**What this task involves**
Locate each line of the material that contains "name", then return it.

**Input material**
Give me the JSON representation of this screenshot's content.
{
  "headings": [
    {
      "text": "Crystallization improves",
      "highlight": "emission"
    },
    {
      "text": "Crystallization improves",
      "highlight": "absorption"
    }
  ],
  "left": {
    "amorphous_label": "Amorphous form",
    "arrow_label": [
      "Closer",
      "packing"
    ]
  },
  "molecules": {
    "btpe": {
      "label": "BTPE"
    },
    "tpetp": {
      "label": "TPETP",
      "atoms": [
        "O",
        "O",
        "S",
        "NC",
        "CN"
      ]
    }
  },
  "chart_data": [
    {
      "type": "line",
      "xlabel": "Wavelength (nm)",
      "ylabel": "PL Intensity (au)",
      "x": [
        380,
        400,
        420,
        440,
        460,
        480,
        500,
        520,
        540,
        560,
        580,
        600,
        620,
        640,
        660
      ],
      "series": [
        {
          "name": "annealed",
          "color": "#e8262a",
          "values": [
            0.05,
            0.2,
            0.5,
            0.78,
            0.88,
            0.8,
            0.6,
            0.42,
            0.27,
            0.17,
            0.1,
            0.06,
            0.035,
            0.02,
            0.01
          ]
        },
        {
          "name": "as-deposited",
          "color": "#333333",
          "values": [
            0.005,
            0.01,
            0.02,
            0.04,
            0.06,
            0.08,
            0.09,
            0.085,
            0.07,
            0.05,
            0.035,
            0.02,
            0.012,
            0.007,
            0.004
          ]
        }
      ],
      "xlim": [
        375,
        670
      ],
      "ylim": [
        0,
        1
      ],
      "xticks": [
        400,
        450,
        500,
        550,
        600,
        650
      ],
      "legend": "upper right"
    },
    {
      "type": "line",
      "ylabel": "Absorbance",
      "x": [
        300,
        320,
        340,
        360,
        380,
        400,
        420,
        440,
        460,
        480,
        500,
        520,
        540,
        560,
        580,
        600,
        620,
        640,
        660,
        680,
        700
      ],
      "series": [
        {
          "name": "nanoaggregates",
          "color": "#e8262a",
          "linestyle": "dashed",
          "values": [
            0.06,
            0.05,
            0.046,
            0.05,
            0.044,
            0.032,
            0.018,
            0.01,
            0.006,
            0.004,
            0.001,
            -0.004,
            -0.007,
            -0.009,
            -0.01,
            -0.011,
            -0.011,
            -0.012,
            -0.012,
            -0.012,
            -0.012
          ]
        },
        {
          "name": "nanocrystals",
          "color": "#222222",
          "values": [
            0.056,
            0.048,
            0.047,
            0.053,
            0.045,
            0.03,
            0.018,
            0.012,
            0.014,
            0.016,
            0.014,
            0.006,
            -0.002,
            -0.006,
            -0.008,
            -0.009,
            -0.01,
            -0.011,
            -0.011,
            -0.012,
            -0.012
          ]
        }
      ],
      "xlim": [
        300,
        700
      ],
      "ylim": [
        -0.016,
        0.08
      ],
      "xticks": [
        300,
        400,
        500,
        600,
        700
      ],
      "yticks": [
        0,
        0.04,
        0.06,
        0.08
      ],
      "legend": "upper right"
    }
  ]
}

**Output for this task**
          "name": "annealed",
          "name": "as-deposited",
          "name": "nanoaggregates",
          "name": "nanocrystals",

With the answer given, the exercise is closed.